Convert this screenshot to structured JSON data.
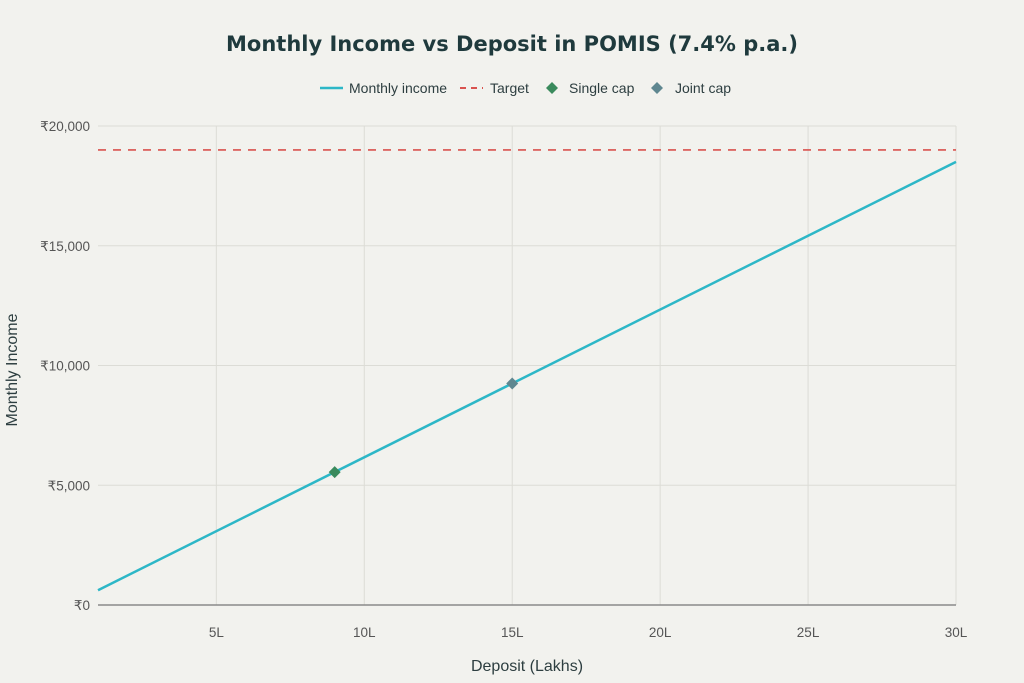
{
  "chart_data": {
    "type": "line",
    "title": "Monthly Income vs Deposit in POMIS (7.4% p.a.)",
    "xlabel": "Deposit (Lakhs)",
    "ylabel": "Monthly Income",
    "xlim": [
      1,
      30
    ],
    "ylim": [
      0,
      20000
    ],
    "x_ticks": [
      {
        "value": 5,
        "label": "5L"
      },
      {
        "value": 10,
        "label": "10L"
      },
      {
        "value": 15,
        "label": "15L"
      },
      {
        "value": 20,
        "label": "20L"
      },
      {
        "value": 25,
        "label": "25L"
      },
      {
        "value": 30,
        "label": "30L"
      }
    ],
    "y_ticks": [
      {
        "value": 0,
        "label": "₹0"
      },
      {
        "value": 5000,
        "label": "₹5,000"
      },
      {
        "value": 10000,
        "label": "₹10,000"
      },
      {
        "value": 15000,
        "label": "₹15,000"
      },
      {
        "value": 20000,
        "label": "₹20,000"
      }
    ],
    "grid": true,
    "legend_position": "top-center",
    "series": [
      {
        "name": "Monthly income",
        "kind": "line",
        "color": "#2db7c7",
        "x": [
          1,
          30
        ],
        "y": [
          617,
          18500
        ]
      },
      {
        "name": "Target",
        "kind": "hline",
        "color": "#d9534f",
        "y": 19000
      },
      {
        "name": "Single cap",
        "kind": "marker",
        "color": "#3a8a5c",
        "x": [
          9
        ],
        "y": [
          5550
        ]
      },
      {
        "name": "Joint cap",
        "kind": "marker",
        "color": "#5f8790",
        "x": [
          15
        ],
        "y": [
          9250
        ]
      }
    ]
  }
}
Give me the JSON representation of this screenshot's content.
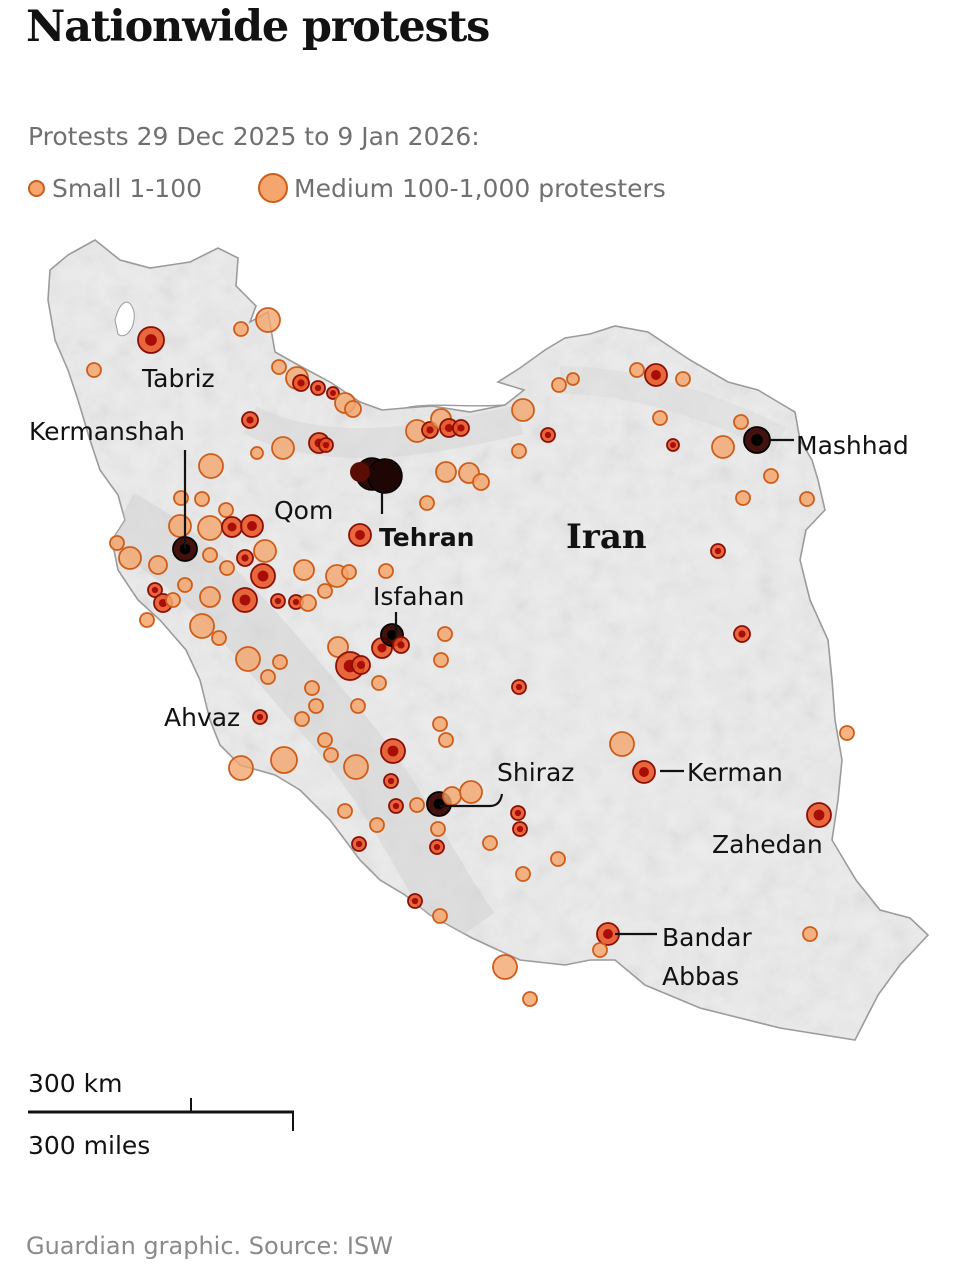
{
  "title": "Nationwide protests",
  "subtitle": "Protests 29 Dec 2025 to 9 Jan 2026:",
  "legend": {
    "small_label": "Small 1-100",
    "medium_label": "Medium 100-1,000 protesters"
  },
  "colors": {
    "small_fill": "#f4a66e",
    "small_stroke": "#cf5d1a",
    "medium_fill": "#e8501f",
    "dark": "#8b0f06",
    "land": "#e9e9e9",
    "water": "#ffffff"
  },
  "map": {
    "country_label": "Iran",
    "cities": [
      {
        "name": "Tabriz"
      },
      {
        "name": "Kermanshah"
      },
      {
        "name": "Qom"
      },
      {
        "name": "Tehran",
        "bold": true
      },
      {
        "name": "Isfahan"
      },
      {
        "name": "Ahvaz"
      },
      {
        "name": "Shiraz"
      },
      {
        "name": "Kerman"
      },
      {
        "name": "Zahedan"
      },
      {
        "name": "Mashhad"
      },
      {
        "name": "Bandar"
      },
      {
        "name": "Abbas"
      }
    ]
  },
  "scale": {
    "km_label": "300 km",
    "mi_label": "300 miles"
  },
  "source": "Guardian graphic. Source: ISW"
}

____________

**Directions for this task:** Repeat the data above exactly, but not the pictures.

**Response:**
Convert this screenshot to structured JSON data.
{
  "chart_data": {
    "type": "line",
    "title": "Monthly Income vs Deposit in POMIS (7.4% p.a.)",
    "xlabel": "Deposit (Lakhs)",
    "ylabel": "Monthly Income",
    "xlim": [
      1,
      30
    ],
    "ylim": [
      0,
      20000
    ],
    "x_ticks": [
      {
        "value": 5,
        "label": "5L"
      },
      {
        "value": 10,
        "label": "10L"
      },
      {
        "value": 15,
        "label": "15L"
      },
      {
        "value": 20,
        "label": "20L"
      },
      {
        "value": 25,
        "label": "25L"
      },
      {
        "value": 30,
        "label": "30L"
      }
    ],
    "y_ticks": [
      {
        "value": 0,
        "label": "₹0"
      },
      {
        "value": 5000,
        "label": "₹5,000"
      },
      {
        "value": 10000,
        "label": "₹10,000"
      },
      {
        "value": 15000,
        "label": "₹15,000"
      },
      {
        "value": 20000,
        "label": "₹20,000"
      }
    ],
    "grid": true,
    "legend_position": "top-center",
    "series": [
      {
        "name": "Monthly income",
        "kind": "line",
        "color": "#2db7c7",
        "x": [
          1,
          30
        ],
        "y": [
          617,
          18500
        ]
      },
      {
        "name": "Target",
        "kind": "hline",
        "color": "#d9534f",
        "y": 19000
      },
      {
        "name": "Single cap",
        "kind": "marker",
        "color": "#3a8a5c",
        "x": [
          9
        ],
        "y": [
          5550
        ]
      },
      {
        "name": "Joint cap",
        "kind": "marker",
        "color": "#5f8790",
        "x": [
          15
        ],
        "y": [
          9250
        ]
      }
    ]
  }
}
Give me the JSON representation of this screenshot's content.
{
  "title": "Nationwide protests",
  "subtitle": "Protests 29 Dec 2025 to 9 Jan 2026:",
  "legend": {
    "small_label": "Small 1-100",
    "medium_label": "Medium 100-1,000 protesters"
  },
  "colors": {
    "small_fill": "#f4a66e",
    "small_stroke": "#cf5d1a",
    "medium_fill": "#e8501f",
    "dark": "#8b0f06",
    "land": "#e9e9e9",
    "water": "#ffffff"
  },
  "map": {
    "country_label": "Iran",
    "cities": [
      {
        "name": "Tabriz"
      },
      {
        "name": "Kermanshah"
      },
      {
        "name": "Qom"
      },
      {
        "name": "Tehran",
        "bold": true
      },
      {
        "name": "Isfahan"
      },
      {
        "name": "Ahvaz"
      },
      {
        "name": "Shiraz"
      },
      {
        "name": "Kerman"
      },
      {
        "name": "Zahedan"
      },
      {
        "name": "Mashhad"
      },
      {
        "name": "Bandar"
      },
      {
        "name": "Abbas"
      }
    ]
  },
  "scale": {
    "km_label": "300 km",
    "mi_label": "300 miles"
  },
  "source": "Guardian graphic. Source: ISW"
}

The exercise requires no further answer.